* MATERIAL FOR THIS EXERCISE *
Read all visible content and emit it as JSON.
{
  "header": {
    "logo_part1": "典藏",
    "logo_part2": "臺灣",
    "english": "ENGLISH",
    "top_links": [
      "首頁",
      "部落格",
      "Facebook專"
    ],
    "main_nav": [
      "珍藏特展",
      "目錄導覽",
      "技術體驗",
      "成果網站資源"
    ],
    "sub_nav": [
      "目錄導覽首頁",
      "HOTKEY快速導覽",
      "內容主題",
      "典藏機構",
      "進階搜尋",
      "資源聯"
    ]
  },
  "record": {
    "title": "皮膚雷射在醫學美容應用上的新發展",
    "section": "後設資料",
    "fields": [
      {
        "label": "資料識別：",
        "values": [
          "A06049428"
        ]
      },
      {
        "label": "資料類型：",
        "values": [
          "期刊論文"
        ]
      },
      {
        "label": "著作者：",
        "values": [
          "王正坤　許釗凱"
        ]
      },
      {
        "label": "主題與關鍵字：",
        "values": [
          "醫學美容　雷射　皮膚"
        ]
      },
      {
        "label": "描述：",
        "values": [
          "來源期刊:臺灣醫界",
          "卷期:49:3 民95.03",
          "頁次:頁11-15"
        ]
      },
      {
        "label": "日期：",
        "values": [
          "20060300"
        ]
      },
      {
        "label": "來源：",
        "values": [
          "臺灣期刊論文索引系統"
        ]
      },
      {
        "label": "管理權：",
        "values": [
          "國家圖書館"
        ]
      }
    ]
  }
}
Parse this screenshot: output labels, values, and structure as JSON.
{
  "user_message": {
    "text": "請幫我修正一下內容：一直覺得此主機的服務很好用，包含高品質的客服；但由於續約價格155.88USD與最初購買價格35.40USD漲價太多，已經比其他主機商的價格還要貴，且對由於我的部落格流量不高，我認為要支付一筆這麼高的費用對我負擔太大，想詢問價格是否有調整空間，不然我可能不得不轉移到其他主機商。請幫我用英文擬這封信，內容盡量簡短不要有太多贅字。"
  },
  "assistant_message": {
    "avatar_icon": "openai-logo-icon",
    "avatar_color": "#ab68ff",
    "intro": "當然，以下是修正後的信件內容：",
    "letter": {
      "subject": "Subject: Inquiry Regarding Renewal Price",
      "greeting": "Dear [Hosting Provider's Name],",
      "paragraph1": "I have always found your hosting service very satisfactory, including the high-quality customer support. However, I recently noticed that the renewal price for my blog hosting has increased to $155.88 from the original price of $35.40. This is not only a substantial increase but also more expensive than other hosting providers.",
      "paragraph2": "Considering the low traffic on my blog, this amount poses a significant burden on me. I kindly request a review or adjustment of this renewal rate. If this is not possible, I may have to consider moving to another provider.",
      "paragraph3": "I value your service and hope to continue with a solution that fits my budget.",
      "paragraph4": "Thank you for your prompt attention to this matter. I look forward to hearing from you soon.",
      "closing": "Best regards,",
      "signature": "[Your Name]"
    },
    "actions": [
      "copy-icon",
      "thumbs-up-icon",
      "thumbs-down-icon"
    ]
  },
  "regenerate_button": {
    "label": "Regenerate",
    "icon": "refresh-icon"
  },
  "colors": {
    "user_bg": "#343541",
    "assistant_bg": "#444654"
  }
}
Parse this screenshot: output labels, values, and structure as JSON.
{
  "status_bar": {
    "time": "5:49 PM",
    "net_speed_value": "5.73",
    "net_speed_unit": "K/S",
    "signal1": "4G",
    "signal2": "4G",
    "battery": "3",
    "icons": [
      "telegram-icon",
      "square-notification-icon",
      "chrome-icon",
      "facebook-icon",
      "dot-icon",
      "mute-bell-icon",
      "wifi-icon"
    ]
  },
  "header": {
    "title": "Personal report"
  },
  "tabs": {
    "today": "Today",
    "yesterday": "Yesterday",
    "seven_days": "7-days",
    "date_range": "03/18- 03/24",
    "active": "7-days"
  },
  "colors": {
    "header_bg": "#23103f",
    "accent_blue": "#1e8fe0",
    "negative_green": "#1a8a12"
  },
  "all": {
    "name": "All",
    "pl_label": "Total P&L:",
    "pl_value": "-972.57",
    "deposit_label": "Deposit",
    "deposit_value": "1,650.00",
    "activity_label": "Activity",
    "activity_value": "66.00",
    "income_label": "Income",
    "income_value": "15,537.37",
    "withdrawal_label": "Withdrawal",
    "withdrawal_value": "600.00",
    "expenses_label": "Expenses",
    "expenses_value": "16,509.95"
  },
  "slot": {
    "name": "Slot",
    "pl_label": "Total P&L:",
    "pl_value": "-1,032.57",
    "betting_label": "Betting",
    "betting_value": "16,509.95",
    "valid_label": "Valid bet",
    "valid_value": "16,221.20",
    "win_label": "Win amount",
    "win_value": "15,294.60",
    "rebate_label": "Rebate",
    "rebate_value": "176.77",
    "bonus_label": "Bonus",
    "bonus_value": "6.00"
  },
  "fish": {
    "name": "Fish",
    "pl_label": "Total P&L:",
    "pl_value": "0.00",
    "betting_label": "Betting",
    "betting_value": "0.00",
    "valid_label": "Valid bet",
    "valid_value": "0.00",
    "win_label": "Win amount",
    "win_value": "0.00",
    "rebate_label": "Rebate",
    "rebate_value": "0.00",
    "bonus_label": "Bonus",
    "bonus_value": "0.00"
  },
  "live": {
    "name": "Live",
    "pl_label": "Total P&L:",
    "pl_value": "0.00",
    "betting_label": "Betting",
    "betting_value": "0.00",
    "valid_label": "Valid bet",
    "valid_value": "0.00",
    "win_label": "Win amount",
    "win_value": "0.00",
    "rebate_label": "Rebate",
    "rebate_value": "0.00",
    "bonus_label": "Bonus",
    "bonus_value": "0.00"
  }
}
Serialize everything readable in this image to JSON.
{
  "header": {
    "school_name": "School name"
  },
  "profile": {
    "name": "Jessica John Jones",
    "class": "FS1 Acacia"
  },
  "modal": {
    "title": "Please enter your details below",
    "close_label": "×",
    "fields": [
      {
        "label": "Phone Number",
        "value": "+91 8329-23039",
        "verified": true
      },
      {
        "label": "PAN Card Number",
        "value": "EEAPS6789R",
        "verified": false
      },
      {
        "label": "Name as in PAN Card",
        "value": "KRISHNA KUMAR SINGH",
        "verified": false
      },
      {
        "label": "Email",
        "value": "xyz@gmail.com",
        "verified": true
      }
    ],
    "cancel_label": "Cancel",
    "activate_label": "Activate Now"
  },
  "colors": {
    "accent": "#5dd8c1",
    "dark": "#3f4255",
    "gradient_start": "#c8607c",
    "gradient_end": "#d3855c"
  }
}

* WHAT THIS TASK INVOLVES *
Copy each entry exactly, with nothing added or dropped.

* ANSWER FOR THIS EXERCISE *
Read all visible content and emit it as JSON.
{
  "header": {
    "logo_part1": "典藏",
    "logo_part2": "臺灣",
    "english": "ENGLISH",
    "top_links": [
      "首頁",
      "部落格",
      "Facebook專"
    ],
    "main_nav": [
      "珍藏特展",
      "目錄導覽",
      "技術體驗",
      "成果網站資源"
    ],
    "sub_nav": [
      "目錄導覽首頁",
      "HOTKEY快速導覽",
      "內容主題",
      "典藏機構",
      "進階搜尋",
      "資源聯"
    ]
  },
  "record": {
    "title": "皮膚雷射在醫學美容應用上的新發展",
    "section": "後設資料",
    "fields": [
      {
        "label": "資料識別：",
        "values": [
          "A06049428"
        ]
      },
      {
        "label": "資料類型：",
        "values": [
          "期刊論文"
        ]
      },
      {
        "label": "著作者：",
        "values": [
          "王正坤　許釗凱"
        ]
      },
      {
        "label": "主題與關鍵字：",
        "values": [
          "醫學美容　雷射　皮膚"
        ]
      },
      {
        "label": "描述：",
        "values": [
          "來源期刊:臺灣醫界",
          "卷期:49:3 民95.03",
          "頁次:頁11-15"
        ]
      },
      {
        "label": "日期：",
        "values": [
          "20060300"
        ]
      },
      {
        "label": "來源：",
        "values": [
          "臺灣期刊論文索引系統"
        ]
      },
      {
        "label": "管理權：",
        "values": [
          "國家圖書館"
        ]
      }
    ]
  }
}
Parse this screenshot: output labels, values, and structure as JSON.
{
  "user_message": {
    "text": "請幫我修正一下內容：一直覺得此主機的服務很好用，包含高品質的客服；但由於續約價格155.88USD與最初購買價格35.40USD漲價太多，已經比其他主機商的價格還要貴，且對由於我的部落格流量不高，我認為要支付一筆這麼高的費用對我負擔太大，想詢問價格是否有調整空間，不然我可能不得不轉移到其他主機商。請幫我用英文擬這封信，內容盡量簡短不要有太多贅字。"
  },
  "assistant_message": {
    "avatar_icon": "openai-logo-icon",
    "avatar_color": "#ab68ff",
    "intro": "當然，以下是修正後的信件內容：",
    "letter": {
      "subject": "Subject: Inquiry Regarding Renewal Price",
      "greeting": "Dear [Hosting Provider's Name],",
      "paragraph1": "I have always found your hosting service very satisfactory, including the high-quality customer support. However, I recently noticed that the renewal price for my blog hosting has increased to $155.88 from the original price of $35.40. This is not only a substantial increase but also more expensive than other hosting providers.",
      "paragraph2": "Considering the low traffic on my blog, this amount poses a significant burden on me. I kindly request a review or adjustment of this renewal rate. If this is not possible, I may have to consider moving to another provider.",
      "paragraph3": "I value your service and hope to continue with a solution that fits my budget.",
      "paragraph4": "Thank you for your prompt attention to this matter. I look forward to hearing from you soon.",
      "closing": "Best regards,",
      "signature": "[Your Name]"
    },
    "actions": [
      "copy-icon",
      "thumbs-up-icon",
      "thumbs-down-icon"
    ]
  },
  "regenerate_button": {
    "label": "Regenerate",
    "icon": "refresh-icon"
  },
  "colors": {
    "user_bg": "#343541",
    "assistant_bg": "#444654"
  }
}
Parse this screenshot: output labels, values, and structure as JSON.
{
  "status_bar": {
    "time": "5:49 PM",
    "net_speed_value": "5.73",
    "net_speed_unit": "K/S",
    "signal1": "4G",
    "signal2": "4G",
    "battery": "3",
    "icons": [
      "telegram-icon",
      "square-notification-icon",
      "chrome-icon",
      "facebook-icon",
      "dot-icon",
      "mute-bell-icon",
      "wifi-icon"
    ]
  },
  "header": {
    "title": "Personal report"
  },
  "tabs": {
    "today": "Today",
    "yesterday": "Yesterday",
    "seven_days": "7-days",
    "date_range": "03/18- 03/24",
    "active": "7-days"
  },
  "colors": {
    "header_bg": "#23103f",
    "accent_blue": "#1e8fe0",
    "negative_green": "#1a8a12"
  },
  "all": {
    "name": "All",
    "pl_label": "Total P&L:",
    "pl_value": "-972.57",
    "deposit_label": "Deposit",
    "deposit_value": "1,650.00",
    "activity_label": "Activity",
    "activity_value": "66.00",
    "income_label": "Income",
    "income_value": "15,537.37",
    "withdrawal_label": "Withdrawal",
    "withdrawal_value": "600.00",
    "expenses_label": "Expenses",
    "expenses_value": "16,509.95"
  },
  "slot": {
    "name": "Slot",
    "pl_label": "Total P&L:",
    "pl_value": "-1,032.57",
    "betting_label": "Betting",
    "betting_value": "16,509.95",
    "valid_label": "Valid bet",
    "valid_value": "16,221.20",
    "win_label": "Win amount",
    "win_value": "15,294.60",
    "rebate_label": "Rebate",
    "rebate_value": "176.77",
    "bonus_label": "Bonus",
    "bonus_value": "6.00"
  },
  "fish": {
    "name": "Fish",
    "pl_label": "Total P&L:",
    "pl_value": "0.00",
    "betting_label": "Betting",
    "betting_value": "0.00",
    "valid_label": "Valid bet",
    "valid_value": "0.00",
    "win_label": "Win amount",
    "win_value": "0.00",
    "rebate_label": "Rebate",
    "rebate_value": "0.00",
    "bonus_label": "Bonus",
    "bonus_value": "0.00"
  },
  "live": {
    "name": "Live",
    "pl_label": "Total P&L:",
    "pl_value": "0.00",
    "betting_label": "Betting",
    "betting_value": "0.00",
    "valid_label": "Valid bet",
    "valid_value": "0.00",
    "win_label": "Win amount",
    "win_value": "0.00",
    "rebate_label": "Rebate",
    "rebate_value": "0.00",
    "bonus_label": "Bonus",
    "bonus_value": "0.00"
  }
}
Serialize everything readable in this image to JSON.
{
  "header": {
    "school_name": "School name"
  },
  "profile": {
    "name": "Jessica John Jones",
    "class": "FS1 Acacia"
  },
  "modal": {
    "title": "Please enter your details below",
    "close_label": "×",
    "fields": [
      {
        "label": "Phone Number",
        "value": "+91 8329-23039",
        "verified": true
      },
      {
        "label": "PAN Card Number",
        "value": "EEAPS6789R",
        "verified": false
      },
      {
        "label": "Name as in PAN Card",
        "value": "KRISHNA KUMAR SINGH",
        "verified": false
      },
      {
        "label": "Email",
        "value": "xyz@gmail.com",
        "verified": true
      }
    ],
    "cancel_label": "Cancel",
    "activate_label": "Activate Now"
  },
  "colors": {
    "accent": "#5dd8c1",
    "dark": "#3f4255",
    "gradient_start": "#c8607c",
    "gradient_end": "#d3855c"
  }
}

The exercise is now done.